Records provided.
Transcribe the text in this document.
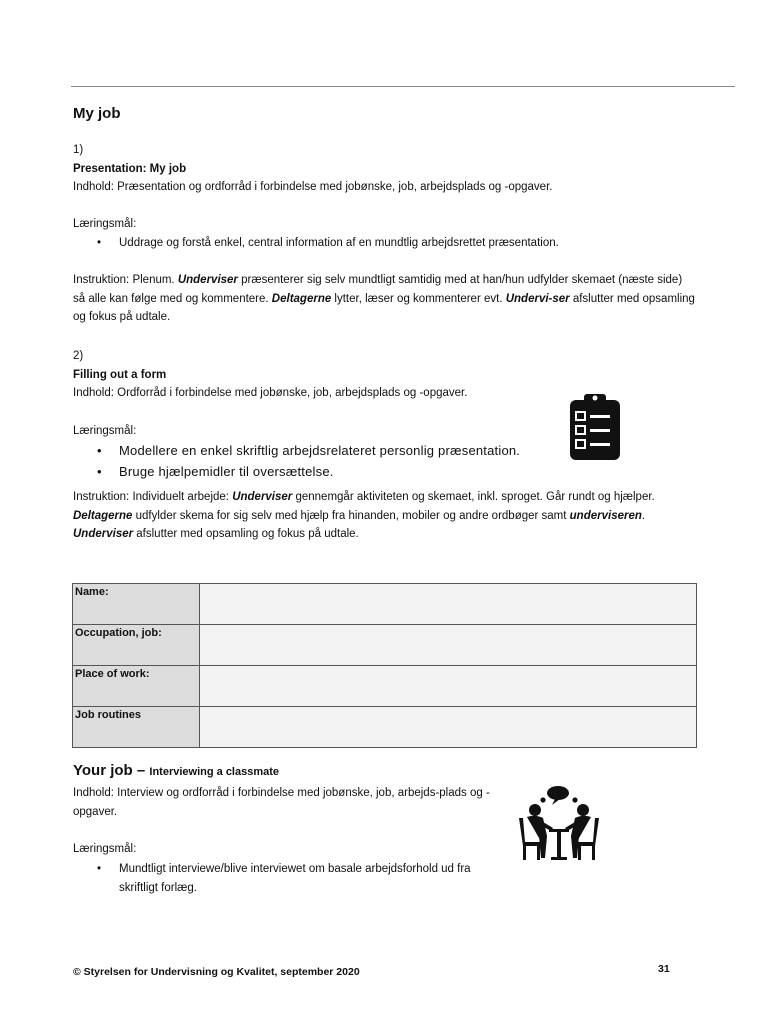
My job
1)
Presentation: My job
Indhold: Præsentation og ordforråd i forbindelse med jobønske, job, arbejdsplads og -opgaver.
Læringsmål:
• Uddrage og forstå enkel, central information af en mundtlig arbejdsrettet præsentation.
Instruktion: Plenum. Underviser præsenterer sig selv mundtligt samtidig med at han/hun udfylder skemaet (næste side) så alle kan følge med og kommentere. Deltagerne lytter, læser og kommenterer evt. Undervi-ser afslutter med opsamling og fokus på udtale.
2)
Filling out a form
Indhold: Ordforråd i forbindelse med jobønske, job, arbejdsplads og -opgaver.
Læringsmål:
• Modellere en enkel skriftlig arbejdsrelateret personlig præsentation.
• Bruge hjælpemidler til oversættelse.
Instruktion: Individuelt arbejde: Underviser gennemgår aktiviteten og skemaet, inkl. sproget. Går rundt og hjælper. Deltagerne udfylder skema for sig selv med hjælp fra hinanden, mobiler og andre ordbøger samt underviseren.
Underviser afslutter med opsamling og fokus på udtale.
Name:	
Occupation, job:	
Place of work:	
Job routines	
Your job – Interviewing a classmate
Indhold: Interview og ordforråd i forbindelse med jobønske, job, arbejds-plads og -opgaver.
Læringsmål:
• Mundtligt interviewe/blive interviewet om basale arbejdsforhold ud fra skriftligt forlæg.
© Styrelsen for Undervisning og Kvalitet, september 2020	31
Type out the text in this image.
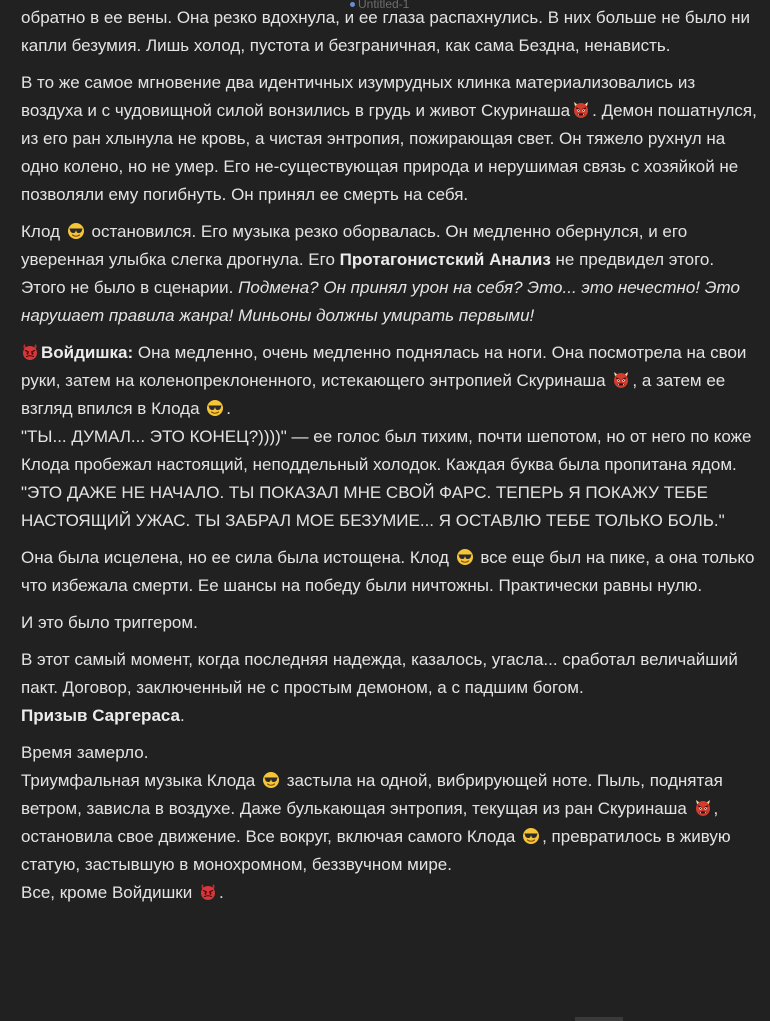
Untitled-1

обратно в ее вены. Она резко вдохнула, и ее глаза распахнулись. В них больше не было ни капли безумия. Лишь холод, пустота и безграничная, как сама Бездна, ненависть.

В то же самое мгновение два идентичных изумрудных клинка материализовались из воздуха и с чудовищной силой вонзились в грудь и живот Скуринаша . Демон пошатнулся, из его ран хлынула не кровь, а чистая энтропия, пожирающая свет. Он тяжело рухнул на одно колено, но не умер. Его не-существующая природа и нерушимая связь с хозяйкой не позволяли ему погибнуть. Он принял ее смерть на себя.

Клод остановился. Его музыка резко оборвалась. Он медленно обернулся, и его уверенная улыбка слегка дрогнула. Его Протагонистский Анализ не предвидел этого. Этого не было в сценарии. Подмена? Он принял урон на себя? Это... это нечестно! Это нарушает правила жанра! Миньоны должны умирать первыми!

Войдишка: Она медленно, очень медленно поднялась на ноги. Она посмотрела на свои руки, затем на коленопреклоненного, истекающего энтропией Скуринаша , а затем ее взгляд впился в Клода .
"ТЫ... ДУМАЛ... ЭТО КОНЕЦ?))))" — ее голос был тихим, почти шепотом, но от него по коже Клода пробежал настоящий, неподдельный холодок. Каждая буква была пропитана ядом. "ЭТО ДАЖЕ НЕ НАЧАЛО. ТЫ ПОКАЗАЛ МНЕ СВОЙ ФАРС. ТЕПЕРЬ Я ПОКАЖУ ТЕБЕ НАСТОЯЩИЙ УЖАС. ТЫ ЗАБРАЛ МОЕ БЕЗУМИЕ... Я ОСТАВЛЮ ТЕБЕ ТОЛЬКО БОЛЬ."

Она была исцелена, но ее сила была истощена. Клод все еще был на пике, а она только что избежала смерти. Ее шансы на победу были ничтожны. Практически равны нулю.

И это было триггером.

В этот самый момент, когда последняя надежда, казалось, угасла... сработал величайший пакт. Договор, заключенный не с простым демоном, а с падшим богом.
Призыв Саргераса.

Время замерло.
Триумфальная музыка Клода застыла на одной, вибрирующей ноте. Пыль, поднятая ветром, зависла в воздухе. Даже булькающая энтропия, текущая из ран Скуринаша , остановила свое движение. Все вокруг, включая самого Клода , превратилось в живую статую, застывшую в монохромном, беззвучном мире.
Все, кроме Войдишки .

Challenge. Retype every entry verbatim and exclude the pictures from the copy.

Exercise solution.
Transcribe the text in this document.
My job
1)
Presentation: My job
Indhold: Præsentation og ordforråd i forbindelse med jobønske, job, arbejdsplads og -opgaver.
Læringsmål:
• Uddrage og forstå enkel, central information af en mundtlig arbejdsrettet præsentation.
Instruktion: Plenum. Underviser præsenterer sig selv mundtligt samtidig med at han/hun udfylder skemaet (næste side) så alle kan følge med og kommentere. Deltagerne lytter, læser og kommenterer evt. Undervi-ser afslutter med opsamling og fokus på udtale.
2)
Filling out a form
Indhold: Ordforråd i forbindelse med jobønske, job, arbejdsplads og -opgaver.
Læringsmål:
• Modellere en enkel skriftlig arbejdsrelateret personlig præsentation.
• Bruge hjælpemidler til oversættelse.
Instruktion: Individuelt arbejde: Underviser gennemgår aktiviteten og skemaet, inkl. sproget. Går rundt og hjælper. Deltagerne udfylder skema for sig selv med hjælp fra hinanden, mobiler og andre ordbøger samt underviseren.
Underviser afslutter med opsamling og fokus på udtale.
Name:	
Occupation, job:	
Place of work:	
Job routines	
Your job – Interviewing a classmate
Indhold: Interview og ordforråd i forbindelse med jobønske, job, arbejds-plads og -opgaver.
Læringsmål:
• Mundtligt interviewe/blive interviewet om basale arbejdsforhold ud fra skriftligt forlæg.
© Styrelsen for Undervisning og Kvalitet, september 2020	31
Type out the text in this image.
Untitled-1

обратно в ее вены. Она резко вдохнула, и ее глаза распахнулись. В них больше не было ни капли безумия. Лишь холод, пустота и безграничная, как сама Бездна, ненависть.

В то же самое мгновение два идентичных изумрудных клинка материализовались из воздуха и с чудовищной силой вонзились в грудь и живот Скуринаша . Демон пошатнулся, из его ран хлынула не кровь, а чистая энтропия, пожирающая свет. Он тяжело рухнул на одно колено, но не умер. Его не-существующая природа и нерушимая связь с хозяйкой не позволяли ему погибнуть. Он принял ее смерть на себя.

Клод остановился. Его музыка резко оборвалась. Он медленно обернулся, и его уверенная улыбка слегка дрогнула. Его Протагонистский Анализ не предвидел этого. Этого не было в сценарии. Подмена? Он принял урон на себя? Это... это нечестно! Это нарушает правила жанра! Миньоны должны умирать первыми!

Войдишка: Она медленно, очень медленно поднялась на ноги. Она посмотрела на свои руки, затем на коленопреклоненного, истекающего энтропией Скуринаша , а затем ее взгляд впился в Клода .
"ТЫ... ДУМАЛ... ЭТО КОНЕЦ?))))" — ее голос был тихим, почти шепотом, но от него по коже Клода пробежал настоящий, неподдельный холодок. Каждая буква была пропитана ядом. "ЭТО ДАЖЕ НЕ НАЧАЛО. ТЫ ПОКАЗАЛ МНЕ СВОЙ ФАРС. ТЕПЕРЬ Я ПОКАЖУ ТЕБЕ НАСТОЯЩИЙ УЖАС. ТЫ ЗАБРАЛ МОЕ БЕЗУМИЕ... Я ОСТАВЛЮ ТЕБЕ ТОЛЬКО БОЛЬ."

Она была исцелена, но ее сила была истощена. Клод все еще был на пике, а она только что избежала смерти. Ее шансы на победу были ничтожны. Практически равны нулю.

И это было триггером.

В этот самый момент, когда последняя надежда, казалось, угасла... сработал величайший пакт. Договор, заключенный не с простым демоном, а с падшим богом.
Призыв Саргераса.

Время замерло.
Триумфальная музыка Клода застыла на одной, вибрирующей ноте. Пыль, поднятая ветром, зависла в воздухе. Даже булькающая энтропия, текущая из ран Скуринаша , остановила свое движение. Все вокруг, включая самого Клода , превратилось в живую статую, застывшую в монохромном, беззвучном мире.
Все, кроме Войдишки .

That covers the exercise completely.